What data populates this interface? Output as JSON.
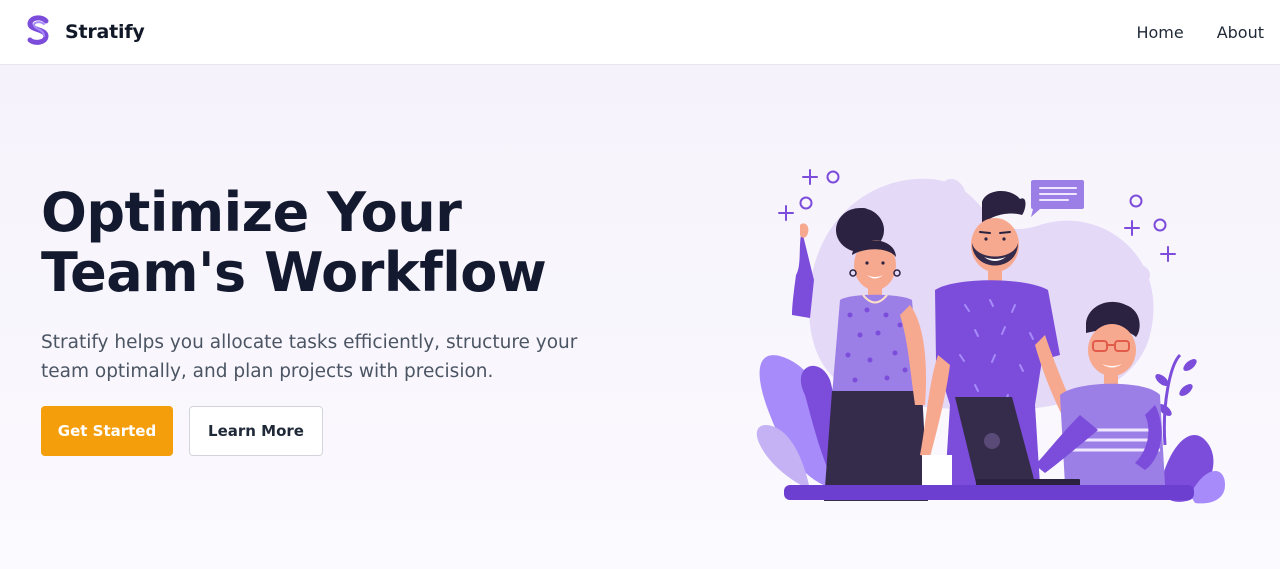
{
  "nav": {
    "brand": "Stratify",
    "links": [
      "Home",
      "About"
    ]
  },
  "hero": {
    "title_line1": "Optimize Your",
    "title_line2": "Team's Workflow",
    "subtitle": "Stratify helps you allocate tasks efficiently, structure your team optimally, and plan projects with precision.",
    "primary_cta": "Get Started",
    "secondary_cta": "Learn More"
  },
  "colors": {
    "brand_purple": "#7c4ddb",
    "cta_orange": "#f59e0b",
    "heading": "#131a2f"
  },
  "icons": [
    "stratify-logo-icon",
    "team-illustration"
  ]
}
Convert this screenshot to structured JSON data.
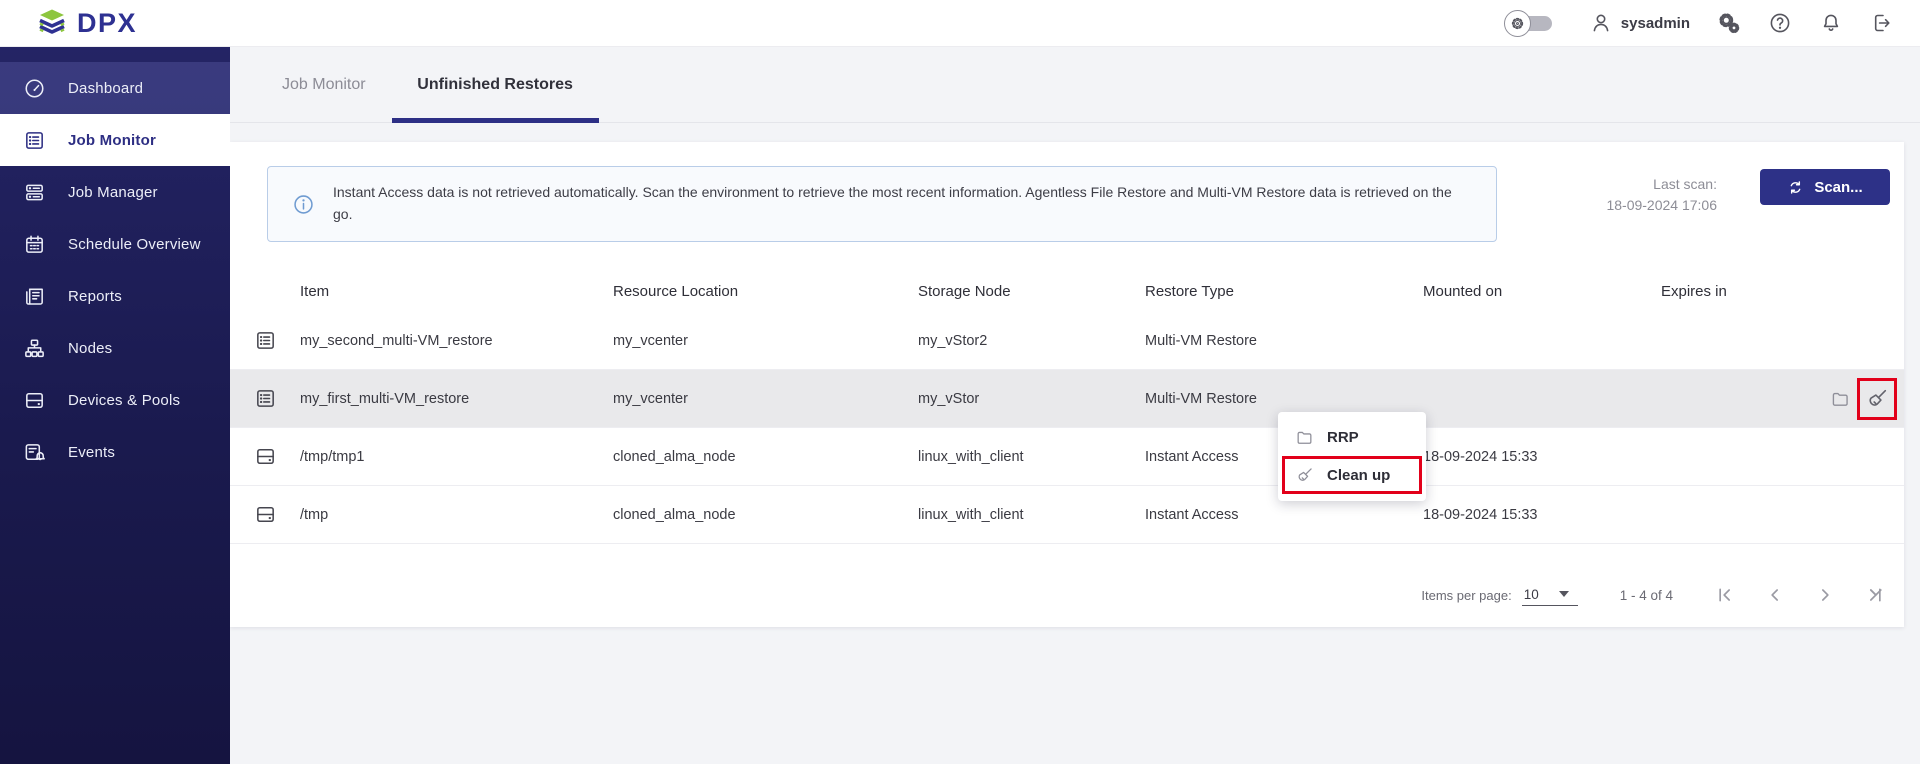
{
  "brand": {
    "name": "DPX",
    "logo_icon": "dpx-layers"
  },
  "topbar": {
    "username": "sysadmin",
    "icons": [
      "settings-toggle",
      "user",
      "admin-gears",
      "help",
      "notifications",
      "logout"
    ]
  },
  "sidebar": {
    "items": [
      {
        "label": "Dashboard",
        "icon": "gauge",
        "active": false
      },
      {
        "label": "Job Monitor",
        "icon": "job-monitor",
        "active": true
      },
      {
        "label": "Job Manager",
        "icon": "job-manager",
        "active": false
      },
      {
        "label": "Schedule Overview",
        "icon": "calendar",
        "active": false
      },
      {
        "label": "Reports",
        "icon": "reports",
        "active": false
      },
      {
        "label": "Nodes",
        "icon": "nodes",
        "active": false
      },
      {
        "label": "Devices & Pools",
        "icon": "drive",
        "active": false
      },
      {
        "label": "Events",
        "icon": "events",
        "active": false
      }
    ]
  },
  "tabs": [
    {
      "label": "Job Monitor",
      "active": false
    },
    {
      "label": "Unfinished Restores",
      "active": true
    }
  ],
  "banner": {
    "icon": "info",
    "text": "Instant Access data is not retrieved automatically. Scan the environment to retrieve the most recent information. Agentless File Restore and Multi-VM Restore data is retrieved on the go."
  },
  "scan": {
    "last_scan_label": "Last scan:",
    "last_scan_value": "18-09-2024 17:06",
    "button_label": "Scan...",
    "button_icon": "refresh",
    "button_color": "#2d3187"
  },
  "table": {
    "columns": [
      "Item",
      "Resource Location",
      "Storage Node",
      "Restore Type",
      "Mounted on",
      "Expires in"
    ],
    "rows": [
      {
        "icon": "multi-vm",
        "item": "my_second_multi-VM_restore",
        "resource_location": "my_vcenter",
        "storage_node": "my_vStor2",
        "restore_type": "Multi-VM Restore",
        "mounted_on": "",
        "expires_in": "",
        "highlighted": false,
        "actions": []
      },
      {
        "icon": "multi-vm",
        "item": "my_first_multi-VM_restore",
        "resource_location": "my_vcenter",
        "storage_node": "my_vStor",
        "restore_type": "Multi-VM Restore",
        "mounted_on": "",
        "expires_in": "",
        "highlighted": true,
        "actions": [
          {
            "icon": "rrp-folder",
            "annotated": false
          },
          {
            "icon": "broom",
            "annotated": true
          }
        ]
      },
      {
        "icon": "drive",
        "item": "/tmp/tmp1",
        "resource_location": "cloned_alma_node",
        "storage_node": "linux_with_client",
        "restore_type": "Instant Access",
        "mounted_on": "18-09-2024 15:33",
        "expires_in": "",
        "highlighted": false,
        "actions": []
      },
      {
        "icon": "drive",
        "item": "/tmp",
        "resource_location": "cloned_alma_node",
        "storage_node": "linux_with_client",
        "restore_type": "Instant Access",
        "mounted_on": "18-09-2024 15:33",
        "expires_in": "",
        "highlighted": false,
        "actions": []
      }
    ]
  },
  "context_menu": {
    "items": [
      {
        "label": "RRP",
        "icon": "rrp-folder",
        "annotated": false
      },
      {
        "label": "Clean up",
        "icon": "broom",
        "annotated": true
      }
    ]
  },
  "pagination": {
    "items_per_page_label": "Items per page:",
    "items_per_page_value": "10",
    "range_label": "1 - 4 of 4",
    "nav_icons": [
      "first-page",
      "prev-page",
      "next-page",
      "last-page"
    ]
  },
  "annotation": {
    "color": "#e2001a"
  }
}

────────

▶ What is needed: Write the entries above out again exactly, but not the pictures.

▶ Result of this task:
What data populates this interface? Output as JSON.
{
  "nav": {
    "brand": "Stratify",
    "links": [
      "Home",
      "About"
    ]
  },
  "hero": {
    "title_line1": "Optimize Your",
    "title_line2": "Team's Workflow",
    "subtitle": "Stratify helps you allocate tasks efficiently, structure your team optimally, and plan projects with precision.",
    "primary_cta": "Get Started",
    "secondary_cta": "Learn More"
  },
  "colors": {
    "brand_purple": "#7c4ddb",
    "cta_orange": "#f59e0b",
    "heading": "#131a2f"
  },
  "icons": [
    "stratify-logo-icon",
    "team-illustration"
  ]
}
Convert this screenshot to structured JSON data.
{
  "brand": {
    "name": "DPX",
    "logo_icon": "dpx-layers"
  },
  "topbar": {
    "username": "sysadmin",
    "icons": [
      "settings-toggle",
      "user",
      "admin-gears",
      "help",
      "notifications",
      "logout"
    ]
  },
  "sidebar": {
    "items": [
      {
        "label": "Dashboard",
        "icon": "gauge",
        "active": false
      },
      {
        "label": "Job Monitor",
        "icon": "job-monitor",
        "active": true
      },
      {
        "label": "Job Manager",
        "icon": "job-manager",
        "active": false
      },
      {
        "label": "Schedule Overview",
        "icon": "calendar",
        "active": false
      },
      {
        "label": "Reports",
        "icon": "reports",
        "active": false
      },
      {
        "label": "Nodes",
        "icon": "nodes",
        "active": false
      },
      {
        "label": "Devices & Pools",
        "icon": "drive",
        "active": false
      },
      {
        "label": "Events",
        "icon": "events",
        "active": false
      }
    ]
  },
  "tabs": [
    {
      "label": "Job Monitor",
      "active": false
    },
    {
      "label": "Unfinished Restores",
      "active": true
    }
  ],
  "banner": {
    "icon": "info",
    "text": "Instant Access data is not retrieved automatically. Scan the environment to retrieve the most recent information. Agentless File Restore and Multi-VM Restore data is retrieved on the go."
  },
  "scan": {
    "last_scan_label": "Last scan:",
    "last_scan_value": "18-09-2024 17:06",
    "button_label": "Scan...",
    "button_icon": "refresh",
    "button_color": "#2d3187"
  },
  "table": {
    "columns": [
      "Item",
      "Resource Location",
      "Storage Node",
      "Restore Type",
      "Mounted on",
      "Expires in"
    ],
    "rows": [
      {
        "icon": "multi-vm",
        "item": "my_second_multi-VM_restore",
        "resource_location": "my_vcenter",
        "storage_node": "my_vStor2",
        "restore_type": "Multi-VM Restore",
        "mounted_on": "",
        "expires_in": "",
        "highlighted": false,
        "actions": []
      },
      {
        "icon": "multi-vm",
        "item": "my_first_multi-VM_restore",
        "resource_location": "my_vcenter",
        "storage_node": "my_vStor",
        "restore_type": "Multi-VM Restore",
        "mounted_on": "",
        "expires_in": "",
        "highlighted": true,
        "actions": [
          {
            "icon": "rrp-folder",
            "annotated": false
          },
          {
            "icon": "broom",
            "annotated": true
          }
        ]
      },
      {
        "icon": "drive",
        "item": "/tmp/tmp1",
        "resource_location": "cloned_alma_node",
        "storage_node": "linux_with_client",
        "restore_type": "Instant Access",
        "mounted_on": "18-09-2024 15:33",
        "expires_in": "",
        "highlighted": false,
        "actions": []
      },
      {
        "icon": "drive",
        "item": "/tmp",
        "resource_location": "cloned_alma_node",
        "storage_node": "linux_with_client",
        "restore_type": "Instant Access",
        "mounted_on": "18-09-2024 15:33",
        "expires_in": "",
        "highlighted": false,
        "actions": []
      }
    ]
  },
  "context_menu": {
    "items": [
      {
        "label": "RRP",
        "icon": "rrp-folder",
        "annotated": false
      },
      {
        "label": "Clean up",
        "icon": "broom",
        "annotated": true
      }
    ]
  },
  "pagination": {
    "items_per_page_label": "Items per page:",
    "items_per_page_value": "10",
    "range_label": "1 - 4 of 4",
    "nav_icons": [
      "first-page",
      "prev-page",
      "next-page",
      "last-page"
    ]
  },
  "annotation": {
    "color": "#e2001a"
  }
}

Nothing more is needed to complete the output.